**TO DO**
Reproduce the lines of the material exactly, excluding every image.

**RECORDS FOR THE EXERCISE**
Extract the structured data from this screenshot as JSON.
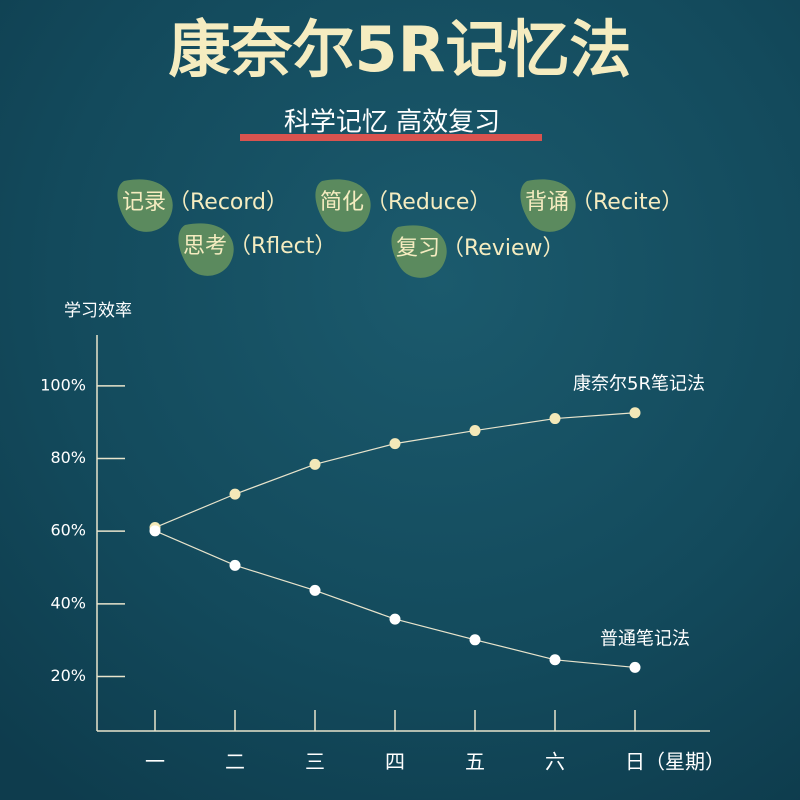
{
  "chart_data": {
    "type": "line",
    "title": "康奈尔5R记忆法",
    "subtitle": "科学记忆  高效复习",
    "y_label": "学习效率",
    "x_label": "（星期）",
    "categories": [
      "一",
      "二",
      "三",
      "四",
      "五",
      "六",
      "日"
    ],
    "series": [
      {
        "name": "康奈尔5R笔记法",
        "color": "#f3e8b8",
        "values": [
          61,
          70.2,
          78.4,
          84.1,
          87.7,
          91,
          92.6
        ]
      },
      {
        "name": "普通笔记法",
        "color": "#ffffff",
        "values": [
          60.1,
          50.6,
          43.7,
          35.8,
          30.1,
          24.6,
          22.5
        ]
      }
    ],
    "ylim": [
      5,
      114
    ],
    "yticks": [
      {
        "value": 20,
        "label": "20%"
      },
      {
        "value": 40,
        "label": "40%"
      },
      {
        "value": 60,
        "label": "60%"
      },
      {
        "value": 80,
        "label": "80%"
      },
      {
        "value": 100,
        "label": "100%"
      }
    ],
    "grid": false
  },
  "tags": [
    {
      "key": "记录",
      "text": "（Record）"
    },
    {
      "key": "简化",
      "text": "（Reduce）"
    },
    {
      "key": "背诵",
      "text": "（Recite）"
    },
    {
      "key": "思考",
      "text": "（Rflect）"
    },
    {
      "key": "复习",
      "text": "（Review）"
    }
  ]
}
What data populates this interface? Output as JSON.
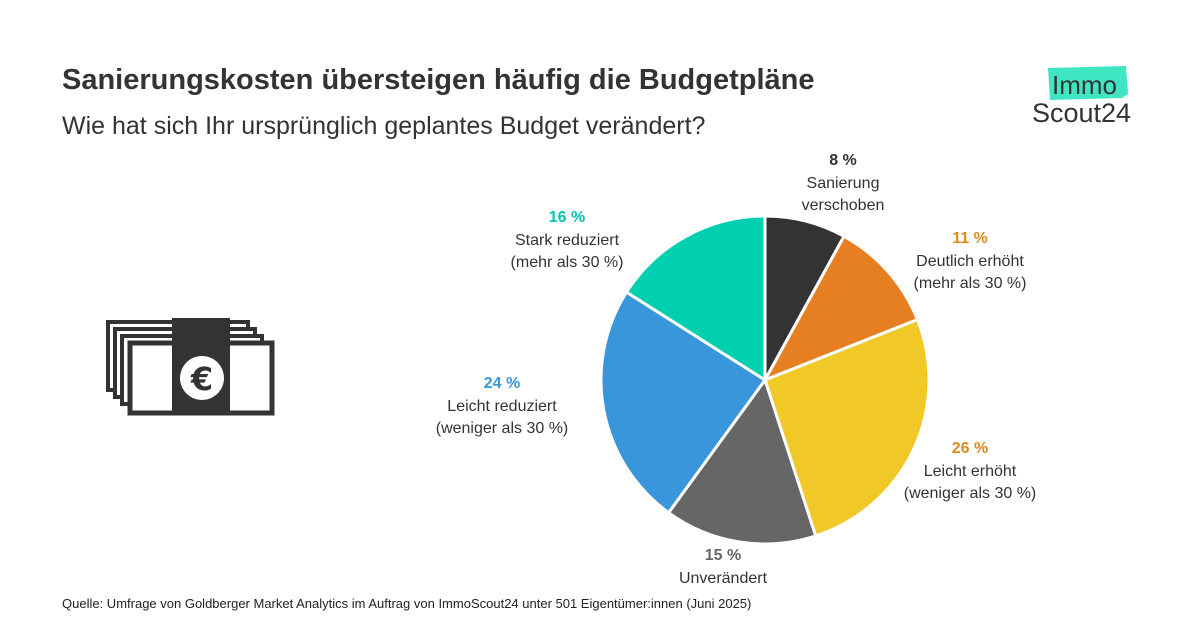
{
  "header": {
    "title": "Sanierungskosten übersteigen häufig die Budgetpläne",
    "subtitle": "Wie hat sich Ihr ursprünglich geplantes Budget verändert?"
  },
  "logo": {
    "line1": "Immo",
    "line2": "Scout24",
    "accent": "#3ee6c2"
  },
  "icon": "money-bills-euro-icon",
  "source": "Quelle: Umfrage von Goldberger Market Analytics im Auftrag von ImmoScout24 unter 501 Eigentümer:innen (Juni 2025)",
  "chart_data": {
    "type": "pie",
    "unit": "%",
    "slices": [
      {
        "pct": "8 %",
        "value": 8,
        "label1": "Sanierung",
        "label2": "verschoben",
        "color": "#333333",
        "label_color": "#333333"
      },
      {
        "pct": "11 %",
        "value": 11,
        "label1": "Deutlich erhöht",
        "label2": "(mehr als 30 %)",
        "color": "#e67e22",
        "label_color": "#e08a1e"
      },
      {
        "pct": "26 %",
        "value": 26,
        "label1": "Leicht erhöht",
        "label2": "(weniger als 30 %)",
        "color": "#f0c929",
        "label_color": "#e08a1e"
      },
      {
        "pct": "15 %",
        "value": 15,
        "label1": "Unverändert",
        "label2": "",
        "color": "#666666",
        "label_color": "#666666"
      },
      {
        "pct": "24 %",
        "value": 24,
        "label1": "Leicht reduziert",
        "label2": "(weniger als 30 %)",
        "color": "#3a96db",
        "label_color": "#3a96db"
      },
      {
        "pct": "16 %",
        "value": 16,
        "label1": "Stark reduziert",
        "label2": "(mehr als 30 %)",
        "color": "#00cfb0",
        "label_color": "#00c4aa"
      }
    ]
  }
}
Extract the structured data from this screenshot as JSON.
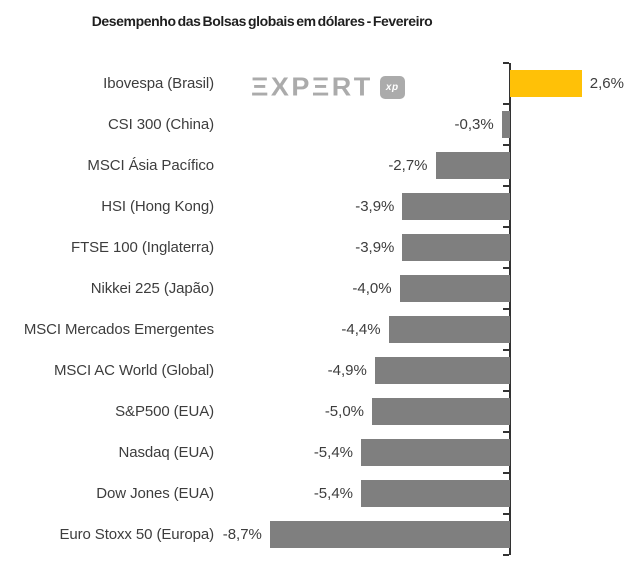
{
  "watermark": {
    "text": "EXPERT",
    "display": "ΞXPΞRT",
    "badge": "xp"
  },
  "colors": {
    "positive_bar": "#FFC107",
    "negative_bar": "#7F7F7F",
    "axis": "#333333",
    "label": "#3D3D3D",
    "title": "#1F1F1F",
    "watermark": "#ABABAB",
    "background": "#FFFFFF"
  },
  "chart_data": {
    "type": "bar",
    "orientation": "horizontal",
    "title": "Desempenho das Bolsas globais em dólares - Fevereiro",
    "unit": "%",
    "categories": [
      "Ibovespa (Brasil)",
      "CSI 300 (China)",
      "MSCI Ásia Pacífico",
      "HSI (Hong Kong)",
      "FTSE 100 (Inglaterra)",
      "Nikkei 225 (Japão)",
      "MSCI Mercados Emergentes",
      "MSCI AC World (Global)",
      "S&P500 (EUA)",
      "Nasdaq (EUA)",
      "Dow Jones (EUA)",
      "Euro Stoxx 50 (Europa)"
    ],
    "values": [
      2.6,
      -0.3,
      -2.7,
      -3.9,
      -3.9,
      -4.0,
      -4.4,
      -4.9,
      -5.0,
      -5.4,
      -5.4,
      -8.7
    ],
    "value_labels": [
      "2,6%",
      "-0,3%",
      "-2,7%",
      "-3,9%",
      "-3,9%",
      "-4,0%",
      "-4,4%",
      "-4,9%",
      "-5,0%",
      "-5,4%",
      "-5,4%",
      "-8,7%"
    ],
    "baseline": 0,
    "grid": false,
    "legend": null,
    "value_axis_tick_labels_visible": false,
    "data_labels_visible": true
  }
}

**RESULT OF THE TASK**
Extract the structured data from this screenshot as JSON.
{
  "chart_data": {
    "type": "line",
    "title": "康奈尔5R记忆法",
    "subtitle": "科学记忆  高效复习",
    "y_label": "学习效率",
    "x_label": "（星期）",
    "categories": [
      "一",
      "二",
      "三",
      "四",
      "五",
      "六",
      "日"
    ],
    "series": [
      {
        "name": "康奈尔5R笔记法",
        "color": "#f3e8b8",
        "values": [
          61,
          70.2,
          78.4,
          84.1,
          87.7,
          91,
          92.6
        ]
      },
      {
        "name": "普通笔记法",
        "color": "#ffffff",
        "values": [
          60.1,
          50.6,
          43.7,
          35.8,
          30.1,
          24.6,
          22.5
        ]
      }
    ],
    "ylim": [
      5,
      114
    ],
    "yticks": [
      {
        "value": 20,
        "label": "20%"
      },
      {
        "value": 40,
        "label": "40%"
      },
      {
        "value": 60,
        "label": "60%"
      },
      {
        "value": 80,
        "label": "80%"
      },
      {
        "value": 100,
        "label": "100%"
      }
    ],
    "grid": false
  },
  "tags": [
    {
      "key": "记录",
      "text": "（Record）"
    },
    {
      "key": "简化",
      "text": "（Reduce）"
    },
    {
      "key": "背诵",
      "text": "（Recite）"
    },
    {
      "key": "思考",
      "text": "（Rflect）"
    },
    {
      "key": "复习",
      "text": "（Review）"
    }
  ]
}
What data populates this interface? Output as JSON.
{
  "header": {
    "title": "Sanierungskosten übersteigen häufig die Budgetpläne",
    "subtitle": "Wie hat sich Ihr ursprünglich geplantes Budget verändert?"
  },
  "logo": {
    "line1": "Immo",
    "line2": "Scout24",
    "accent": "#3ee6c2"
  },
  "icon": "money-bills-euro-icon",
  "source": "Quelle: Umfrage von Goldberger Market Analytics im Auftrag von ImmoScout24 unter 501 Eigentümer:innen (Juni 2025)",
  "chart_data": {
    "type": "pie",
    "unit": "%",
    "slices": [
      {
        "pct": "8 %",
        "value": 8,
        "label1": "Sanierung",
        "label2": "verschoben",
        "color": "#333333",
        "label_color": "#333333"
      },
      {
        "pct": "11 %",
        "value": 11,
        "label1": "Deutlich erhöht",
        "label2": "(mehr als 30 %)",
        "color": "#e67e22",
        "label_color": "#e08a1e"
      },
      {
        "pct": "26 %",
        "value": 26,
        "label1": "Leicht erhöht",
        "label2": "(weniger als 30 %)",
        "color": "#f0c929",
        "label_color": "#e08a1e"
      },
      {
        "pct": "15 %",
        "value": 15,
        "label1": "Unverändert",
        "label2": "",
        "color": "#666666",
        "label_color": "#666666"
      },
      {
        "pct": "24 %",
        "value": 24,
        "label1": "Leicht reduziert",
        "label2": "(weniger als 30 %)",
        "color": "#3a96db",
        "label_color": "#3a96db"
      },
      {
        "pct": "16 %",
        "value": 16,
        "label1": "Stark reduziert",
        "label2": "(mehr als 30 %)",
        "color": "#00cfb0",
        "label_color": "#00c4aa"
      }
    ]
  }
}
Extract the structured data from this screenshot as JSON.
{
  "watermark": {
    "text": "EXPERT",
    "display": "ΞXPΞRT",
    "badge": "xp"
  },
  "colors": {
    "positive_bar": "#FFC107",
    "negative_bar": "#7F7F7F",
    "axis": "#333333",
    "label": "#3D3D3D",
    "title": "#1F1F1F",
    "watermark": "#ABABAB",
    "background": "#FFFFFF"
  },
  "chart_data": {
    "type": "bar",
    "orientation": "horizontal",
    "title": "Desempenho das Bolsas globais em dólares - Fevereiro",
    "unit": "%",
    "categories": [
      "Ibovespa (Brasil)",
      "CSI 300 (China)",
      "MSCI Ásia Pacífico",
      "HSI (Hong Kong)",
      "FTSE 100 (Inglaterra)",
      "Nikkei 225 (Japão)",
      "MSCI Mercados Emergentes",
      "MSCI AC World (Global)",
      "S&P500 (EUA)",
      "Nasdaq (EUA)",
      "Dow Jones (EUA)",
      "Euro Stoxx 50 (Europa)"
    ],
    "values": [
      2.6,
      -0.3,
      -2.7,
      -3.9,
      -3.9,
      -4.0,
      -4.4,
      -4.9,
      -5.0,
      -5.4,
      -5.4,
      -8.7
    ],
    "value_labels": [
      "2,6%",
      "-0,3%",
      "-2,7%",
      "-3,9%",
      "-3,9%",
      "-4,0%",
      "-4,4%",
      "-4,9%",
      "-5,0%",
      "-5,4%",
      "-5,4%",
      "-8,7%"
    ],
    "baseline": 0,
    "grid": false,
    "legend": null,
    "value_axis_tick_labels_visible": false,
    "data_labels_visible": true
  }
}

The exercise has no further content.